Return the entries verbatim and drop every picture.

-- Start RECORDS SHOWN --

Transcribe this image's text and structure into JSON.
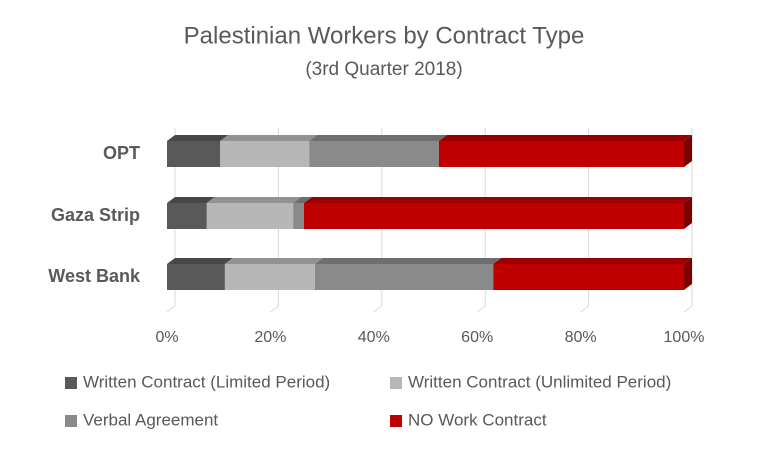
{
  "chart_data": {
    "type": "stacked-bar-3d",
    "orientation": "horizontal",
    "title": "Palestinian Workers by Contract Type",
    "subtitle": "(3rd Quarter 2018)",
    "categories": [
      "OPT",
      "Gaza Strip",
      "West Bank"
    ],
    "series": [
      {
        "name": "Written Contract (Limited Period)",
        "color": "#595959",
        "values": [
          10.3,
          7.7,
          11.2
        ]
      },
      {
        "name": "Written Contract (Unlimited Period)",
        "color": "#b7b7b7",
        "values": [
          17.2,
          16.7,
          17.4
        ]
      },
      {
        "name": "Verbal Agreement",
        "color": "#8a8a8a",
        "values": [
          25.1,
          2.1,
          34.5
        ]
      },
      {
        "name": "NO Work Contract",
        "color": "#c00000",
        "values": [
          47.4,
          73.5,
          36.9
        ]
      }
    ],
    "xlim": [
      0,
      100
    ],
    "xticks": [
      {
        "value": 0,
        "label": "0%"
      },
      {
        "value": 20,
        "label": "20%"
      },
      {
        "value": 40,
        "label": "40%"
      },
      {
        "value": 60,
        "label": "60%"
      },
      {
        "value": 80,
        "label": "80%"
      },
      {
        "value": 100,
        "label": "100%"
      }
    ],
    "grid": true,
    "legend": "bottom"
  }
}
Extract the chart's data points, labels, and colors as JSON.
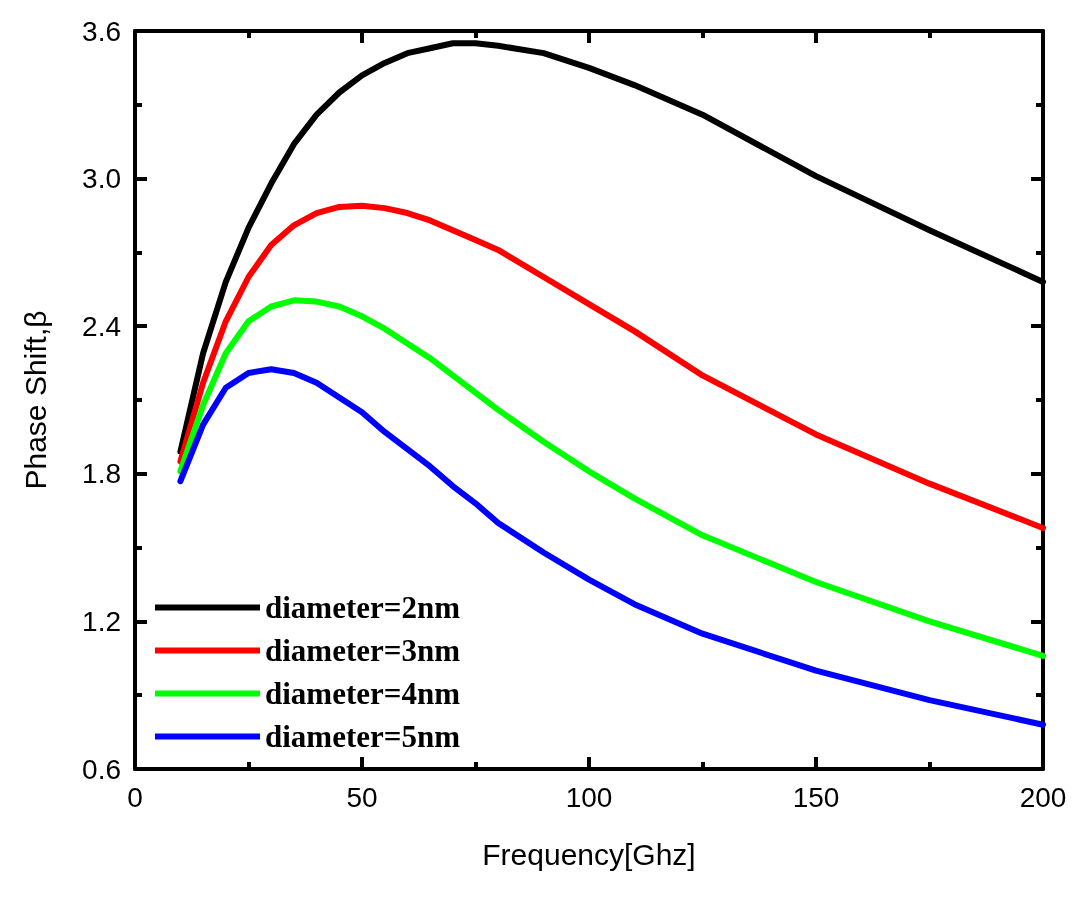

-- End RECORDS SHOWN --

RESPONSE TO THIS TASK
Transcribe this image's text and structure into JSON.
{
  "chart_data": {
    "type": "stacked-bar-3d",
    "orientation": "horizontal",
    "title": "Palestinian Workers by Contract Type",
    "subtitle": "(3rd Quarter 2018)",
    "categories": [
      "OPT",
      "Gaza Strip",
      "West Bank"
    ],
    "series": [
      {
        "name": "Written Contract (Limited Period)",
        "color": "#595959",
        "values": [
          10.3,
          7.7,
          11.2
        ]
      },
      {
        "name": "Written Contract (Unlimited Period)",
        "color": "#b7b7b7",
        "values": [
          17.2,
          16.7,
          17.4
        ]
      },
      {
        "name": "Verbal Agreement",
        "color": "#8a8a8a",
        "values": [
          25.1,
          2.1,
          34.5
        ]
      },
      {
        "name": "NO Work Contract",
        "color": "#c00000",
        "values": [
          47.4,
          73.5,
          36.9
        ]
      }
    ],
    "xlim": [
      0,
      100
    ],
    "xticks": [
      {
        "value": 0,
        "label": "0%"
      },
      {
        "value": 20,
        "label": "20%"
      },
      {
        "value": 40,
        "label": "40%"
      },
      {
        "value": 60,
        "label": "60%"
      },
      {
        "value": 80,
        "label": "80%"
      },
      {
        "value": 100,
        "label": "100%"
      }
    ],
    "grid": true,
    "legend": "bottom"
  }
}
Extract the chart's data points, labels, and colors as JSON.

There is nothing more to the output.